Extract the records in full, leaving every picture out.
-*-
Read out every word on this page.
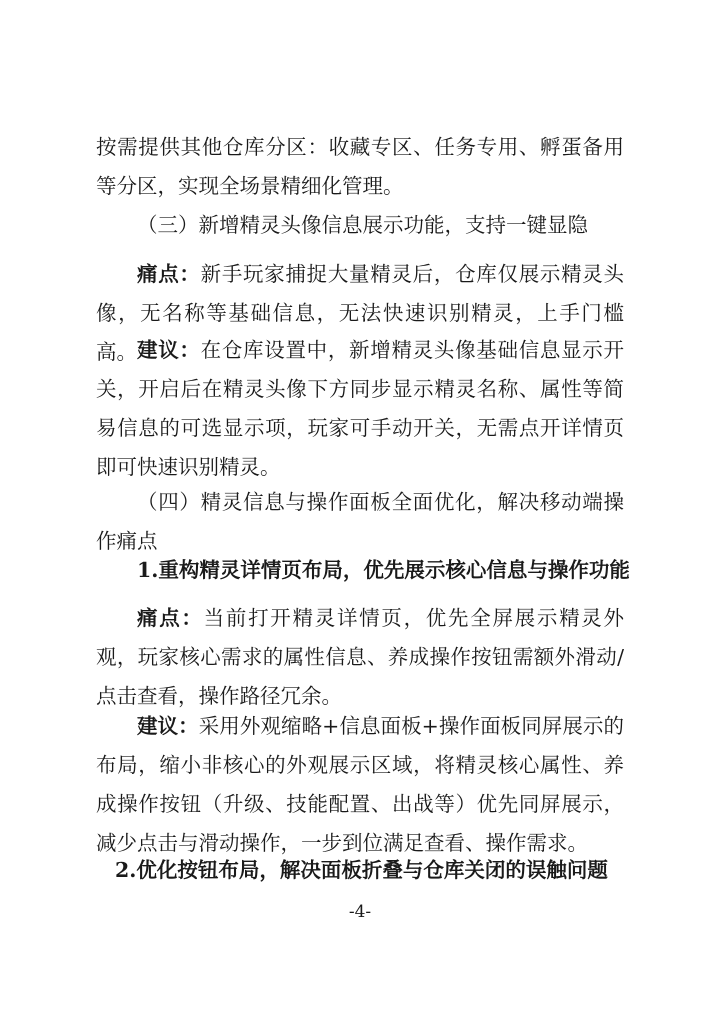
按需提供其他仓库分区：收藏专区、任务专用、孵蛋备用等分区，实现全场景精细化管理。

（三）新增精灵头像信息展示功能，支持一键显隐

痛点：新手玩家捕捉大量精灵后，仓库仅展示精灵头像，无名称等基础信息，无法快速识别精灵，上手门槛高。 建议：在仓库设置中，新增精灵头像基础信息显示开关，开启后在精灵头像下方同步显示精灵名称、属性等简易信息的可选显示项，玩家可手动开关，无需点开详情页即可快速识别精灵。

（四）精灵信息与操作面板全面优化，解决移动端操作痛点

1.重构精灵详情页布局，优先展示核心信息与操作功能

痛点：当前打开精灵详情页，优先全屏展示精灵外观，玩家核心需求的属性信息、养成操作按钮需额外滑动/点击查看，操作路径冗余。

建议：采用外观缩略+信息面板+操作面板同屏展示的布局，缩小非核心的外观展示区域，将精灵核心属性、养成操作按钮（升级、技能配置、出战等）优先同屏展示，减少点击与滑动操作，一步到位满足查看、操作需求。

2.优化按钮布局，解决面板折叠与仓库关闭的误触问题

-4-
-*-
SOLUTION TO THIS EXERCISE =>
Read out every word on this page.
按需提供其他仓库分区：收藏专区、任务专用、孵蛋备用等分区，实现全场景精细化管理。

（三）新增精灵头像信息展示功能，支持一键显隐

痛点：新手玩家捕捉大量精灵后，仓库仅展示精灵头像，无名称等基础信息，无法快速识别精灵，上手门槛高。 建议：在仓库设置中，新增精灵头像基础信息显示开关，开启后在精灵头像下方同步显示精灵名称、属性等简易信息的可选显示项，玩家可手动开关，无需点开详情页即可快速识别精灵。

（四）精灵信息与操作面板全面优化，解决移动端操作痛点

1.重构精灵详情页布局，优先展示核心信息与操作功能

痛点：当前打开精灵详情页，优先全屏展示精灵外观，玩家核心需求的属性信息、养成操作按钮需额外滑动/点击查看，操作路径冗余。

建议：采用外观缩略+信息面板+操作面板同屏展示的布局，缩小非核心的外观展示区域，将精灵核心属性、养成操作按钮（升级、技能配置、出战等）优先同屏展示，减少点击与滑动操作，一步到位满足查看、操作需求。

2.优化按钮布局，解决面板折叠与仓库关闭的误触问题

-4-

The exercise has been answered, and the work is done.